**EXERCISE AIM**:
Reproduce every one of the rows below word for word, leaving out the pictures.

**DATASET CONTENT**:
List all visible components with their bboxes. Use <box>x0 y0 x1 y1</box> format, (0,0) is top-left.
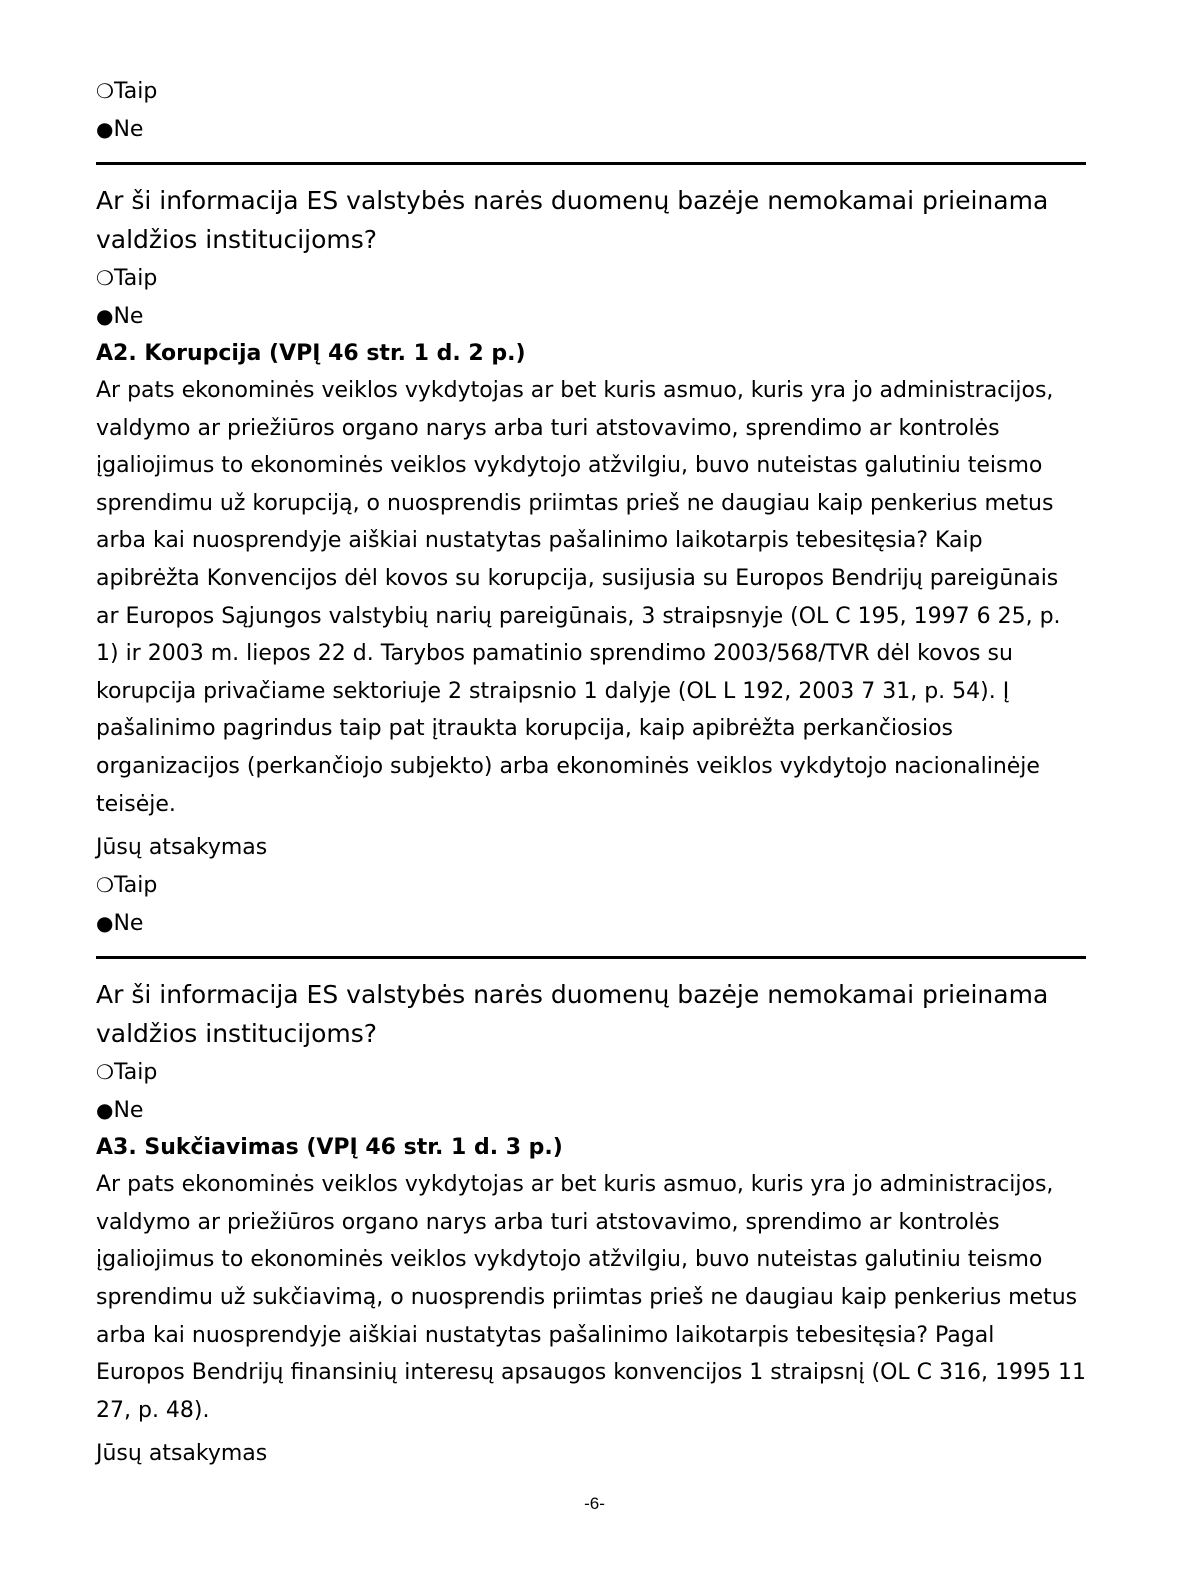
document-page <box>96 72 1086 1472</box>
radio-option-yes[interactable] <box>96 1053 1086 1091</box>
section-body-a2: Ar pats ekonominės veiklos vykdytojas ar bet kuris asmuo, kuris yra jo administracijos, valdymo ar priežiūros organo narys arba turi atstovavimo, sprendimo ar kontrolės įgaliojimus to ekonominės veiklos vykdytojo atžvilgiu, buvo nuteistas galutiniu teismo sprendimu už korupciją, o nuosprendis priimtas prieš ne daugiau kaip penkerius metus arba kai nuosprendyje aiškiai nustatytas pašalinimo laikotarpis tebesitęsia? Kaip apibrėžta Konvencijos dėl kovos su korupcija, susijusia su Europos Bendrijų pareigūnais ar Europos Sąjungos valstybių narių pareigūnais, 3 straipsnyje (OL C 195, 1997 6 25, p. 1) ir 2003 m. liepos 22 d. Tarybos pamatinio sprendimo 2003/568/TVR dėl kovos su korupcija privačiame sektoriuje 2 straipsnio 1 dalyje (OL L 192, 2003 7 31, p. 54). Į pašalinimo pagrindus taip pat įtraukta korupcija, kaip apibrėžta perkančiosios organizacijos (perkančiojo subjekto) arba ekonominės veiklos vykdytojo nacionalinėje teisėje. <box>96 378 1061 817</box>
radio-option-yes[interactable] <box>96 72 1086 110</box>
radio-selected-icon: ● <box>96 911 114 936</box>
section-divider <box>96 956 1086 959</box>
radio-option-no[interactable] <box>96 297 1086 335</box>
option-label: Taip <box>113 1060 158 1086</box>
radio-unselected-icon: ❍ <box>96 873 114 898</box>
answer-label: Jūsų atsakymas <box>96 1441 268 1467</box>
section-divider <box>96 162 1086 165</box>
radio-option-no[interactable] <box>96 1091 1086 1129</box>
radio-option-no[interactable] <box>96 110 1086 148</box>
radio-selected-icon: ● <box>96 117 114 141</box>
section-body-a3: Ar pats ekonominės veiklos vykdytojas ar bet kuris asmuo, kuris yra jo administracijos, valdymo ar priežiūros organo narys arba turi atstovavimo, sprendimo ar kontrolės įgaliojimus to ekonominės veiklos vykdytojo atžvilgiu, buvo nuteistas galutiniu teismo sprendimu už sukčiavimą, o nuosprendis priimtas prieš ne daugiau kaip penkerius metus arba kai nuosprendyje aiškiai nustatytas pašalinimo laikotarpis tebesitęsia? Pagal Europos Bendrijų finansinių interesų apsaugos konvencijos 1 straipsnį (OL C 316, 1995 11 27, p. 48). <box>96 1172 1086 1423</box>
section-heading-a3: A3. Sukčiavimas (VPĮ 46 str. 1 d. 3 p.) <box>96 1135 563 1161</box>
radio-unselected-icon: ❍ <box>96 266 114 290</box>
option-label: Ne <box>113 1098 144 1124</box>
section-heading-a2: A2. Korupcija (VPĮ 46 str. 1 d. 2 p.) <box>96 341 526 366</box>
page-number: -6- <box>584 1494 605 1513</box>
radio-option-yes[interactable] <box>96 866 1086 904</box>
radio-option-yes[interactable] <box>96 259 1086 297</box>
option-label: Ne <box>113 911 144 937</box>
option-label: Taip <box>113 79 158 104</box>
option-label: Ne <box>113 304 144 329</box>
radio-unselected-icon: ❍ <box>96 1060 114 1085</box>
database-question: Ar ši informacija ES valstybės narės duomenų bazėje nemokamai prieinama valdžios institucijoms? <box>96 980 1049 1049</box>
option-label: Taip <box>113 873 158 899</box>
radio-selected-icon: ● <box>96 304 114 328</box>
radio-selected-icon: ● <box>96 1098 114 1123</box>
radio-unselected-icon: ❍ <box>96 79 114 103</box>
option-label: Ne <box>113 117 144 142</box>
database-question: Ar ši informacija ES valstybės narės duomenų bazėje nemokamai prieinama valdžios institucijoms? <box>96 186 1049 254</box>
radio-option-no[interactable] <box>96 904 1086 942</box>
answer-label: Jūsų atsakymas <box>96 835 268 861</box>
option-label: Taip <box>113 266 158 291</box>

**SOLUTION TO THE PROBLEM**:
List all visible components with their bboxes. Use <box>x0 y0 x1 y1</box> format, (0,0) is top-left.
document-page <box>96 72 1086 1472</box>
radio-option-yes[interactable] <box>96 1053 1086 1091</box>
section-body-a2: Ar pats ekonominės veiklos vykdytojas ar bet kuris asmuo, kuris yra jo administracijos, valdymo ar priežiūros organo narys arba turi atstovavimo, sprendimo ar kontrolės įgaliojimus to ekonominės veiklos vykdytojo atžvilgiu, buvo nuteistas galutiniu teismo sprendimu už korupciją, o nuosprendis priimtas prieš ne daugiau kaip penkerius metus arba kai nuosprendyje aiškiai nustatytas pašalinimo laikotarpis tebesitęsia? Kaip apibrėžta Konvencijos dėl kovos su korupcija, susijusia su Europos Bendrijų pareigūnais ar Europos Sąjungos valstybių narių pareigūnais, 3 straipsnyje (OL C 195, 1997 6 25, p. 1) ir 2003 m. liepos 22 d. Tarybos pamatinio sprendimo 2003/568/TVR dėl kovos su korupcija privačiame sektoriuje 2 straipsnio 1 dalyje (OL L 192, 2003 7 31, p. 54). Į pašalinimo pagrindus taip pat įtraukta korupcija, kaip apibrėžta perkančiosios organizacijos (perkančiojo subjekto) arba ekonominės veiklos vykdytojo nacionalinėje teisėje. <box>96 378 1061 817</box>
radio-option-yes[interactable] <box>96 72 1086 110</box>
radio-selected-icon: ● <box>96 911 114 936</box>
section-divider <box>96 956 1086 959</box>
radio-option-no[interactable] <box>96 297 1086 335</box>
option-label: Taip <box>113 1060 158 1086</box>
radio-unselected-icon: ❍ <box>96 873 114 898</box>
answer-label: Jūsų atsakymas <box>96 1441 268 1467</box>
section-divider <box>96 162 1086 165</box>
radio-option-no[interactable] <box>96 1091 1086 1129</box>
radio-option-no[interactable] <box>96 110 1086 148</box>
radio-selected-icon: ● <box>96 117 114 141</box>
section-body-a3: Ar pats ekonominės veiklos vykdytojas ar bet kuris asmuo, kuris yra jo administracijos, valdymo ar priežiūros organo narys arba turi atstovavimo, sprendimo ar kontrolės įgaliojimus to ekonominės veiklos vykdytojo atžvilgiu, buvo nuteistas galutiniu teismo sprendimu už sukčiavimą, o nuosprendis priimtas prieš ne daugiau kaip penkerius metus arba kai nuosprendyje aiškiai nustatytas pašalinimo laikotarpis tebesitęsia? Pagal Europos Bendrijų finansinių interesų apsaugos konvencijos 1 straipsnį (OL C 316, 1995 11 27, p. 48). <box>96 1172 1086 1423</box>
section-heading-a3: A3. Sukčiavimas (VPĮ 46 str. 1 d. 3 p.) <box>96 1135 563 1161</box>
radio-unselected-icon: ❍ <box>96 266 114 290</box>
option-label: Ne <box>113 1098 144 1124</box>
section-heading-a2: A2. Korupcija (VPĮ 46 str. 1 d. 2 p.) <box>96 341 526 366</box>
page-number: -6- <box>584 1494 605 1513</box>
radio-option-yes[interactable] <box>96 866 1086 904</box>
radio-option-yes[interactable] <box>96 259 1086 297</box>
option-label: Ne <box>113 911 144 937</box>
option-label: Taip <box>113 79 158 104</box>
option-label: Ne <box>113 304 144 329</box>
radio-unselected-icon: ❍ <box>96 1060 114 1085</box>
database-question: Ar ši informacija ES valstybės narės duomenų bazėje nemokamai prieinama valdžios institucijoms? <box>96 980 1049 1049</box>
option-label: Taip <box>113 873 158 899</box>
radio-selected-icon: ● <box>96 304 114 328</box>
radio-selected-icon: ● <box>96 1098 114 1123</box>
radio-unselected-icon: ❍ <box>96 79 114 103</box>
option-label: Ne <box>113 117 144 142</box>
database-question: Ar ši informacija ES valstybės narės duomenų bazėje nemokamai prieinama valdžios institucijoms? <box>96 186 1049 254</box>
radio-option-no[interactable] <box>96 904 1086 942</box>
answer-label: Jūsų atsakymas <box>96 835 268 861</box>
option-label: Taip <box>113 266 158 291</box>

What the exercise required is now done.